*What to work on:*
Copy the records that follow exactly as written, but not their pictures.

Data extracted from a collection
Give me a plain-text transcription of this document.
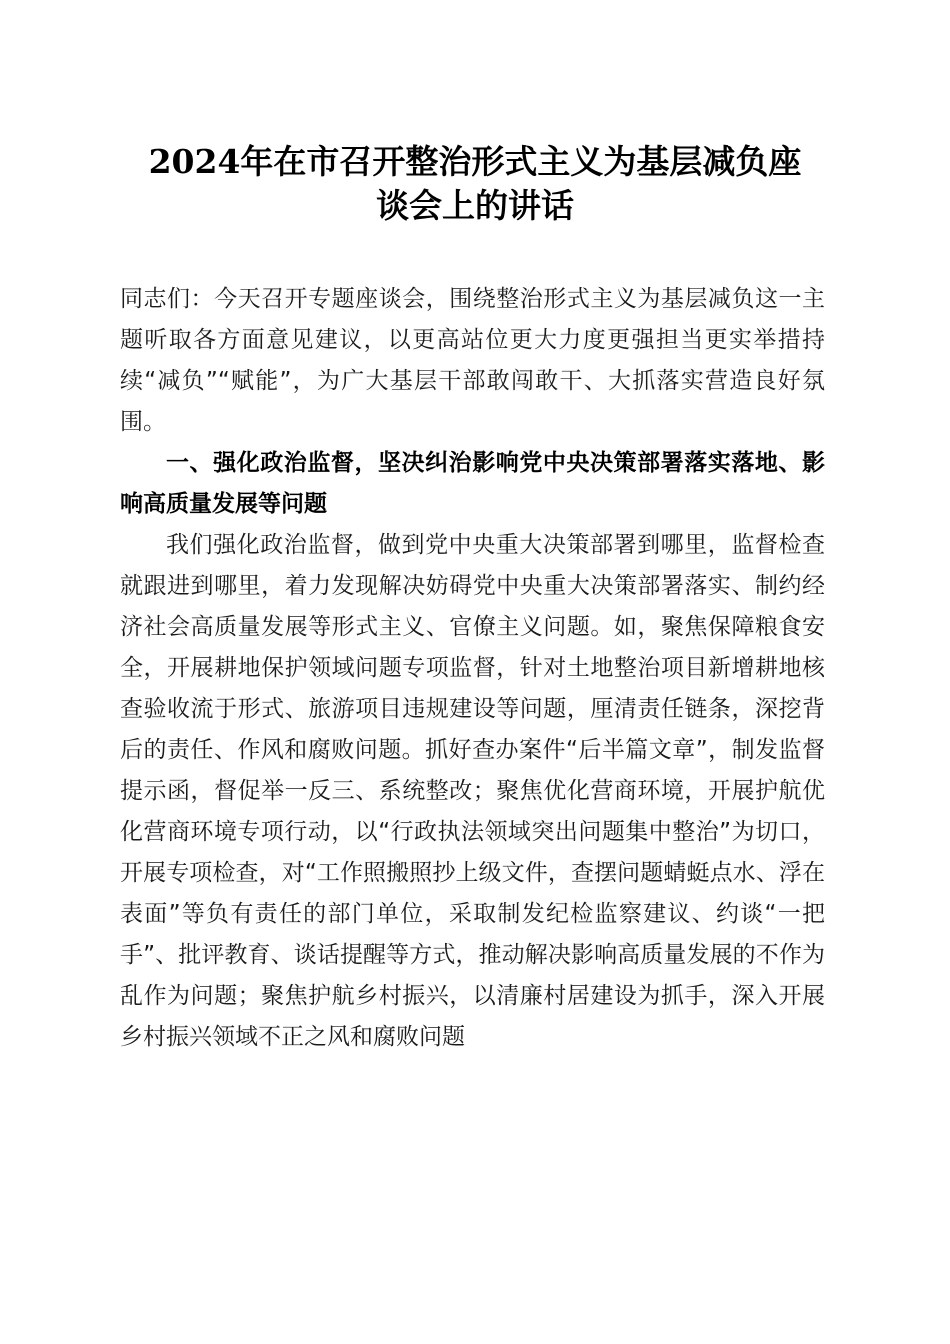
2024年在市召开整治形式主义为基层减负座
谈会上的讲话

同志们：今天召开专题座谈会，围绕整治形式主义为基层减负这一主题听取各方面意见建议，以更高站位更大力度更强担当更实举措持续“减负”“赋能”，为广大基层干部敢闯敢干、大抓落实营造良好氛围。

一、强化政治监督，坚决纠治影响党中央决策部署落实落地、影响高质量发展等问题

我们强化政治监督，做到党中央重大决策部署到哪里，监督检查就跟进到哪里，着力发现解决妨碍党中央重大决策部署落实、制约经济社会高质量发展等形式主义、官僚主义问题。如，聚焦保障粮食安全，开展耕地保护领域问题专项监督，针对土地整治项目新增耕地核查验收流于形式、旅游项目违规建设等问题，厘清责任链条，深挖背后的责任、作风和腐败问题。抓好查办案件“后半篇文章”，制发监督提示函，督促举一反三、系统整改；聚焦优化营商环境，开展护航优化营商环境专项行动，以“行政执法领域突出问题集中整治”为切口，开展专项检查，对“工作照搬照抄上级文件，查摆问题蜻蜓点水、浮在表面”等负有责任的部门单位，采取制发纪检监察建议、约谈“一把手”、批评教育、谈话提醒等方式，推动解决影响高质量发展的不作为乱作为问题；聚焦护航乡村振兴，以清廉村居建设为抓手，深入开展乡村振兴领域不正之风和腐败问题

*Full output:*
Give me a plain-text transcription of this document.
2024年在市召开整治形式主义为基层减负座
谈会上的讲话

同志们：今天召开专题座谈会，围绕整治形式主义为基层减负这一主题听取各方面意见建议，以更高站位更大力度更强担当更实举措持续“减负”“赋能”，为广大基层干部敢闯敢干、大抓落实营造良好氛围。

一、强化政治监督，坚决纠治影响党中央决策部署落实落地、影响高质量发展等问题

我们强化政治监督，做到党中央重大决策部署到哪里，监督检查就跟进到哪里，着力发现解决妨碍党中央重大决策部署落实、制约经济社会高质量发展等形式主义、官僚主义问题。如，聚焦保障粮食安全，开展耕地保护领域问题专项监督，针对土地整治项目新增耕地核查验收流于形式、旅游项目违规建设等问题，厘清责任链条，深挖背后的责任、作风和腐败问题。抓好查办案件“后半篇文章”，制发监督提示函，督促举一反三、系统整改；聚焦优化营商环境，开展护航优化营商环境专项行动，以“行政执法领域突出问题集中整治”为切口，开展专项检查，对“工作照搬照抄上级文件，查摆问题蜻蜓点水、浮在表面”等负有责任的部门单位，采取制发纪检监察建议、约谈“一把手”、批评教育、谈话提醒等方式，推动解决影响高质量发展的不作为乱作为问题；聚焦护航乡村振兴，以清廉村居建设为抓手，深入开展乡村振兴领域不正之风和腐败问题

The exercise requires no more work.